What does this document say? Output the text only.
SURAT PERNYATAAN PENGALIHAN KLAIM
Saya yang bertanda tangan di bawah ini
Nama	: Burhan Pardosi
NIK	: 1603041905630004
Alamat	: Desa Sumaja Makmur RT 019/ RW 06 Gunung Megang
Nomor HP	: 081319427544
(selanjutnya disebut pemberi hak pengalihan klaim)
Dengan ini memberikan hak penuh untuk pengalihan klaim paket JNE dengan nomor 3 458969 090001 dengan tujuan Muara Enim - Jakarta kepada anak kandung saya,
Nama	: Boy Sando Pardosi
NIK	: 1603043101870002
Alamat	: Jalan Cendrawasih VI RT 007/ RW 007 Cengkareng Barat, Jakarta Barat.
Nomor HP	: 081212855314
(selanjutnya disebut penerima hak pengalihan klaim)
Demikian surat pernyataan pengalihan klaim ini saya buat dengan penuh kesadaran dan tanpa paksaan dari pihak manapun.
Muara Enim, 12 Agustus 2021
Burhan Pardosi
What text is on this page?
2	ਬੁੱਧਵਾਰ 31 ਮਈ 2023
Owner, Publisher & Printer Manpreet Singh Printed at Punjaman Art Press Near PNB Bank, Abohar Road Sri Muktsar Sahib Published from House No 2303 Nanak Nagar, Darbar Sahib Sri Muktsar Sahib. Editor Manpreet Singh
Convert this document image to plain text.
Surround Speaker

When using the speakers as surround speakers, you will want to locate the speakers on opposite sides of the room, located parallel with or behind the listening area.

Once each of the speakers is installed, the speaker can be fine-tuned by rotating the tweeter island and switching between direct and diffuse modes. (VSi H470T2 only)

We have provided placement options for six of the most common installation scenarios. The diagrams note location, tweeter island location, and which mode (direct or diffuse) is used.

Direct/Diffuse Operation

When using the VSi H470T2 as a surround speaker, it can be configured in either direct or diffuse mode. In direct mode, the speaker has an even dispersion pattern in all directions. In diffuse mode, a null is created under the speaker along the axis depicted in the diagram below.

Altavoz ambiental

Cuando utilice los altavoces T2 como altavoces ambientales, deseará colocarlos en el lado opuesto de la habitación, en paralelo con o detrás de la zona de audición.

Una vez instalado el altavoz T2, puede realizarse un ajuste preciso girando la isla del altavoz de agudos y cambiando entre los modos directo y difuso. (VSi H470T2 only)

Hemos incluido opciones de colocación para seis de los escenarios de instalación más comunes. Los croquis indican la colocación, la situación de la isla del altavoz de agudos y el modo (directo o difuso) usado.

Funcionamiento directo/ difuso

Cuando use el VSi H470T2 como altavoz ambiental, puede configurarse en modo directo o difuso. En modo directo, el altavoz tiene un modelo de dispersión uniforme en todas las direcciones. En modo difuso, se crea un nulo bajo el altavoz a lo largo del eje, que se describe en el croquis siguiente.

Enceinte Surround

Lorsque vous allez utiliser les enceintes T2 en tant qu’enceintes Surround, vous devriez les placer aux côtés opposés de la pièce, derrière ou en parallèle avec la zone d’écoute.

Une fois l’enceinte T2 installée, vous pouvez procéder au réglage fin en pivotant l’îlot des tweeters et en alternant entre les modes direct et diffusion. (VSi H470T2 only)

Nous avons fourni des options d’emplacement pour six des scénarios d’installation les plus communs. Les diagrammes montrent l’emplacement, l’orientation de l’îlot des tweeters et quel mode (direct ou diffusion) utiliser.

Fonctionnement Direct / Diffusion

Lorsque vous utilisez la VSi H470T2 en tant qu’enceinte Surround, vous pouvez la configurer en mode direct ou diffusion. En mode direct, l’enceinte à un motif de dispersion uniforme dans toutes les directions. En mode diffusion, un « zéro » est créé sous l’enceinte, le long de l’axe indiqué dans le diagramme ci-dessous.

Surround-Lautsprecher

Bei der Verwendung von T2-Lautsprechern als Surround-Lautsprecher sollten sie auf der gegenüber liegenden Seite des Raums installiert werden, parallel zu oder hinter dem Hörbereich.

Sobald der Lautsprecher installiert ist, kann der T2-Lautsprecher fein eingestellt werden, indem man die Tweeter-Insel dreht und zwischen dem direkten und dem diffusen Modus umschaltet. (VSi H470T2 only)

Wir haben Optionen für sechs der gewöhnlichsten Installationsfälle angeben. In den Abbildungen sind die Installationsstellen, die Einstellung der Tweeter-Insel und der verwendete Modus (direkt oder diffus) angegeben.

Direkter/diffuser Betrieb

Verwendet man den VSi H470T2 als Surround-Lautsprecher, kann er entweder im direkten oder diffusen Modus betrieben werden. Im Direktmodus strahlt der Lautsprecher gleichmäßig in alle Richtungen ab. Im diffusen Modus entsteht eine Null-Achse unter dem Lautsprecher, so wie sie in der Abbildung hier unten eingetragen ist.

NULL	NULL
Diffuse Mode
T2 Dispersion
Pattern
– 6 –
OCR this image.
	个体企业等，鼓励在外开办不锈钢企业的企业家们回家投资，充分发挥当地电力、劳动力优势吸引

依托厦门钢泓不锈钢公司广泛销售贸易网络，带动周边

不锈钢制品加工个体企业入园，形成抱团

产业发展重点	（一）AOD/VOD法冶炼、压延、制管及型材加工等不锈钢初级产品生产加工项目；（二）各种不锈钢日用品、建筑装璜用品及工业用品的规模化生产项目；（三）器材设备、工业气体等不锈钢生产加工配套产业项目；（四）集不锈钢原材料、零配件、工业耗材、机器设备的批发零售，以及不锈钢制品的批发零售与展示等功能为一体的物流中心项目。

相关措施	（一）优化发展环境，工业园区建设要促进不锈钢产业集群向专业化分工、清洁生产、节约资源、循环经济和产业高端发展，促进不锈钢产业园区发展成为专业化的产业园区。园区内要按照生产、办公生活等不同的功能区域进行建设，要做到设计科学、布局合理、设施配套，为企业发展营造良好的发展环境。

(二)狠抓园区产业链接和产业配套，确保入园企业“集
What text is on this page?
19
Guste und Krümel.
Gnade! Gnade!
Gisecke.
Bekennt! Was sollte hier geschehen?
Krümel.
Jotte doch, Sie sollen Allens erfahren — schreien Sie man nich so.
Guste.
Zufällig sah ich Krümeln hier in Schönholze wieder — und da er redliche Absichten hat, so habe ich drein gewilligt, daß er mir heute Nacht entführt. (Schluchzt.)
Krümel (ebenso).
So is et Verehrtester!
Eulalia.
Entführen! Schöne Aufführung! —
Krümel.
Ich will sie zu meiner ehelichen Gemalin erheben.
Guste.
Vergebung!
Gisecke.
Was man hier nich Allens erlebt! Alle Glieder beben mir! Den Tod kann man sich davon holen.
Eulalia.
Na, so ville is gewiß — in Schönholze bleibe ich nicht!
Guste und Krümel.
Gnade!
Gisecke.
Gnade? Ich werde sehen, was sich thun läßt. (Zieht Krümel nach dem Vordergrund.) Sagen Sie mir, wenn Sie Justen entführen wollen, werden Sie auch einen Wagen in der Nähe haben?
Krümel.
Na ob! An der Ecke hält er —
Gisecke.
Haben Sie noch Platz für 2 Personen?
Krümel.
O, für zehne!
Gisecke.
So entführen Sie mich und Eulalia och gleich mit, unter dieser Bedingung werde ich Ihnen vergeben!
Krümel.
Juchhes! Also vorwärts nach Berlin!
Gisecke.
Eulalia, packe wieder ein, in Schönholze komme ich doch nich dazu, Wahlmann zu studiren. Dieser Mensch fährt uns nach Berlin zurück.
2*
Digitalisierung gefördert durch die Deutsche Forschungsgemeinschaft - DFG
---
TASK TO CARRY OUT:
Pull out each line of the records holding the string "puede".

SOLUTION TO THIS PROBLEM:
Una vez instalado el altavoz T2, puede realizarse un ajuste preciso girando la isla del altavoz de agudos y cambiando entre los modos directo y difuso. (VSi H470T2 only)
Cuando use el VSi H470T2 como altavoz ambiental, puede configurarse en modo directo o difuso. En modo directo, el altavoz tiene un modelo de dispersión uniforme en todas las direcciones. En modo difuso, se crea un nulo bajo el altavoz a lo largo del eje, que se describe en el croquis siguiente.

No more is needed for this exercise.